Work order 1: Name each transition phase that companies go through according to the Dow index article.
Work order 2: Continue the article on the Dow Jones Industrial Average from the point where it stops.

Extract provided:

•••

Beware: The Dow 30’s Performance is Being Manipulated!
Guest
post by Wim Grommen. Mr. Grommen was a teacher in mathematics and
physics for eight years at secondary schools. The last twenty years
he trained programmers in Oracle-software. He worked almost five
years as trainer for Oracle and the last 18 years as trainer for
Transfer Solutions in the Netherlands.
The
last 15 years he studied transitions, social transformation
processes, the S-curve and transitions in relation to market indices.
Articles about these topics have been published in various magazines
/ sites in The Netherlands and Belgium.
The
paper “The present crisis, a pattern: current problems associated
with the end of the third industrial revolution” was accepted for
an International Symposium in Valencia: The Economic Crisis: Time for
a paradigm shift, Towards a systems approach.
On
January 25 2013, during the symposium in Valencia he presented his
paper to scientists.
The
Dow Jones Industrial Average (DJIA) Index – the oldest stock
exchange in the U.S. and most influential in the world – consists
of 30 companies and has an extremely interesting and distressing
history regarding its beginnings, transformation and structural
development which has all the trappings of what is commonly referred
to as pyramid or Ponzi scheme.
The Dow Index was first published in 1896 when
it consisted of just 12 constituents and was a simple price average
index in which the sum total value of the shares of the 12
constituents were simply divided by 12. As such those shares with the
highest prices had the greatest influence on the movements of the
index as a whole. In 1916 the Dow 12 became the Dow 20 with four
companies being removed from the original twelve and twelve new
companies being added. In October, 1928 the Dow 20 became the Dow 30
but the calculation of the index was changed to be the sum of the
value of the shares of the 30 constituents divided by what is known
as the Dow Divisor.
While the inclusion of the Dow Divisor may have
seemed totally straightforward it was – and still is – anything
but! Why so? Because every time the number of, or specific
constituent, companies change in the index any comparison of the new
index value with the old index value is impossible to make with any
validity whatsoever. It is like comparing the taste of a cocktail of
fruits when the number of different fruits and their distinctive
flavours – keep changing. Let me explain the aforementioned as it
relates to the Dow.
Companies
Go Through 5 Transition Phases
On one hand, generally speaking, the companies
that are removed from the index are in either the stabilization or
degeneration transition phases of which there are five, namely:
1. the pre-development phase in which the
present status does not visibly change.
2. the take-off phase in which the process of
change starts because of changes to the system
3. the acceleration phase in which visible
structural changes – social, cultural, economical, ecological,
institutional – influence each other
4. the stabilization phase in which the speed
of sociological change slows down and a new dynamic is achieved
through learning.
5. the degeneration phase in which costs rise
because of over-capacity leading to the producing company finally
withdrawing from the market.

•••

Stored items

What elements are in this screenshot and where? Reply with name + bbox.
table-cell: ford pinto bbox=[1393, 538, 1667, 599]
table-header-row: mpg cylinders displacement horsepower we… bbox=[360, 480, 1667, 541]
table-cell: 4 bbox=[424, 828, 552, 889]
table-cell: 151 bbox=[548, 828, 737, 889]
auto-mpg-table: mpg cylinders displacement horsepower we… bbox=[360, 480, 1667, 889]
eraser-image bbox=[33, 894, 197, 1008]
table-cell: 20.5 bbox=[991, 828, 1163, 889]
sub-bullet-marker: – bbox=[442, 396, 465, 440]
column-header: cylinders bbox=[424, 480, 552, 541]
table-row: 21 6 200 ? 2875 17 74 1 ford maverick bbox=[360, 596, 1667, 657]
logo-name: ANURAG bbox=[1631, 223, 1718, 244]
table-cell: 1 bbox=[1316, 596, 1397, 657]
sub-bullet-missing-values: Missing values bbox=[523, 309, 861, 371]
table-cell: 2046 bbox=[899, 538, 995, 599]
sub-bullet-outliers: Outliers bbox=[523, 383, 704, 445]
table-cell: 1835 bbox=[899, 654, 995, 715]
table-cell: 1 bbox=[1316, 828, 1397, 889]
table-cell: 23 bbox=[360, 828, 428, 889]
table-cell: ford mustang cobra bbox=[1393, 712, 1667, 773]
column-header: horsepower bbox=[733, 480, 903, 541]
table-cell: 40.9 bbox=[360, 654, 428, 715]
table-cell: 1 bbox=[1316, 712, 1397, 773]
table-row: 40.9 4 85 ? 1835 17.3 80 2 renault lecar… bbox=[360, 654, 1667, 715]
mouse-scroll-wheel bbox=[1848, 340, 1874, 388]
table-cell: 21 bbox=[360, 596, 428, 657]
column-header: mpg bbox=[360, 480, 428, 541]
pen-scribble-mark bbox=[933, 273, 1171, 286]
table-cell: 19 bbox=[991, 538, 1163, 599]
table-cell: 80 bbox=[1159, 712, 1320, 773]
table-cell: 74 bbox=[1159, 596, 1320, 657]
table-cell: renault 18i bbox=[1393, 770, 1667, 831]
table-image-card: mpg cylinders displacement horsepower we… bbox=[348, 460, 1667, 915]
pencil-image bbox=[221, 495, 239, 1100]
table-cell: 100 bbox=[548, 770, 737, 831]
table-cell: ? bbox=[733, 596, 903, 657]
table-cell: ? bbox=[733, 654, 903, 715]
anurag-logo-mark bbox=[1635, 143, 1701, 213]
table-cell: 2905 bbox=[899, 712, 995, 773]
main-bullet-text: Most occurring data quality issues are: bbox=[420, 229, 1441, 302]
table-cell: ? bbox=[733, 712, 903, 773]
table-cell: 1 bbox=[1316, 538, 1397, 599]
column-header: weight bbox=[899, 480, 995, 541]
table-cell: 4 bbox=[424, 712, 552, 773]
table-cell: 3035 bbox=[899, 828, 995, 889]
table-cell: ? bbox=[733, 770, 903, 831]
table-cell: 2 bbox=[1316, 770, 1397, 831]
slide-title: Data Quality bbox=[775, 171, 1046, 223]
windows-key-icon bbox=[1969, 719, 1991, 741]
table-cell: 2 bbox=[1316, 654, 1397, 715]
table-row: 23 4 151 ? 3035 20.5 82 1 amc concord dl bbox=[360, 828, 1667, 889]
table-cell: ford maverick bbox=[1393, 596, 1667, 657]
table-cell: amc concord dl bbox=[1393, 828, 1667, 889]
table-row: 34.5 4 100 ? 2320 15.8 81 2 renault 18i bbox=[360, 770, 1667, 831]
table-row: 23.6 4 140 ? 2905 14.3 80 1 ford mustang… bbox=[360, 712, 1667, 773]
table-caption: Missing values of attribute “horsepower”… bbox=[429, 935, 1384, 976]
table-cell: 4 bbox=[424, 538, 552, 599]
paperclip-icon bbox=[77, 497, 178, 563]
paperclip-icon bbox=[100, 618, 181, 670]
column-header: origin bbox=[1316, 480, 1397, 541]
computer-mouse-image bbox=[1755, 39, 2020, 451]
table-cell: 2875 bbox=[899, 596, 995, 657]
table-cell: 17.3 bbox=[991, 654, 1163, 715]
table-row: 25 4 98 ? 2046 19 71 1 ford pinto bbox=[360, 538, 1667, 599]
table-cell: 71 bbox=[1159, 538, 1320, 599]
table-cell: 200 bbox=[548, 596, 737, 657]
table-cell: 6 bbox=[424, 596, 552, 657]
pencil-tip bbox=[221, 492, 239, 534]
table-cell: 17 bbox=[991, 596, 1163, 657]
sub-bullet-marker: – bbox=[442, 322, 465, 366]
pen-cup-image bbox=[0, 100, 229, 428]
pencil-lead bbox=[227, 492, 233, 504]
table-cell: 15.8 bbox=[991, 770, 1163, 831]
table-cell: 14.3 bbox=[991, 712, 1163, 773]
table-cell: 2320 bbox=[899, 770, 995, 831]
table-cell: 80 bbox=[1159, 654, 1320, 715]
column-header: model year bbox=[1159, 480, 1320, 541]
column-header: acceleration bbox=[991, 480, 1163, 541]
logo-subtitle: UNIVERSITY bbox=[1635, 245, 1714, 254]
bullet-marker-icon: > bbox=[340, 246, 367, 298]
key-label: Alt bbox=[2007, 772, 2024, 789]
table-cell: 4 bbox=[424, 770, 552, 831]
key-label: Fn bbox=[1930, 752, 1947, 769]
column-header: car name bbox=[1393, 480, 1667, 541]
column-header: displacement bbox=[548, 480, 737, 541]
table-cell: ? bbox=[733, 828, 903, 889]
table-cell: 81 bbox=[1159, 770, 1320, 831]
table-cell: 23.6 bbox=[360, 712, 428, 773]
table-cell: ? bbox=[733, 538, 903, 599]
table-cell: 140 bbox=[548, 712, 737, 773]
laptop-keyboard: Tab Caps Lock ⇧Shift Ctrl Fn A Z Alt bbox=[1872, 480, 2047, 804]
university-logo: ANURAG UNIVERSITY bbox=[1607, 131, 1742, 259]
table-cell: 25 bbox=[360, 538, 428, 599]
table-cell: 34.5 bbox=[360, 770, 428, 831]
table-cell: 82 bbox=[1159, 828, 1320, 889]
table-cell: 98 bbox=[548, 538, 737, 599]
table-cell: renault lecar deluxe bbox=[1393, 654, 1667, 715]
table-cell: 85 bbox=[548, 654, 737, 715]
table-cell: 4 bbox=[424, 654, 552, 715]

•••

Written answer 1:
1. Pre-development phase
2. Take-off phase
3. Acceleration phase
4. Stabilization phase
5. Degeneration phase

Written answer 2:
The
Dow Index is a Pyramid Scheme
On
the other hand, companies in the take-off or acceleration phase are
added to the index. This greatlyincreases
the chances that the index will always continue to advance rather
than decline. In fact, the manner in which the Dow index is
maintained actually creates a kind of pyramid scheme! All goes well
as long as companies are added that are in their take-off or
acceleration phase in place of companies in their stabilization or
degeneration phase.
The
False Appreciation of the Dow Explained
On October 1st, 1928, when the Dow was enlarged
to 30 constituents, the calculation formula for the index was changed
to take into account the fact that the shares of companies in the
Index split on occasion. It was determined that, to allow the value
of the Index to remain constant, the sum total of the share values of
the 30 constituent companies would be divided by 16.67 ( called the
Dow Divisor) as opposed to the previous 30.
On October 1st, 1928 the sum value of the
shares of the 30 constituents of the Dow 30 was $3,984 which was then
divided by 16.67 rather than 30 thereby generating an index value of
239 (3984 divided by 16.67) instead of 132.8 (3984 divided by 30)
representing an increase of 80% overnight!! This action had the
affect of putting dramatically more importance on the absolute dollar
changes of those shares with the greatest price changes. But it
didn’t stop there!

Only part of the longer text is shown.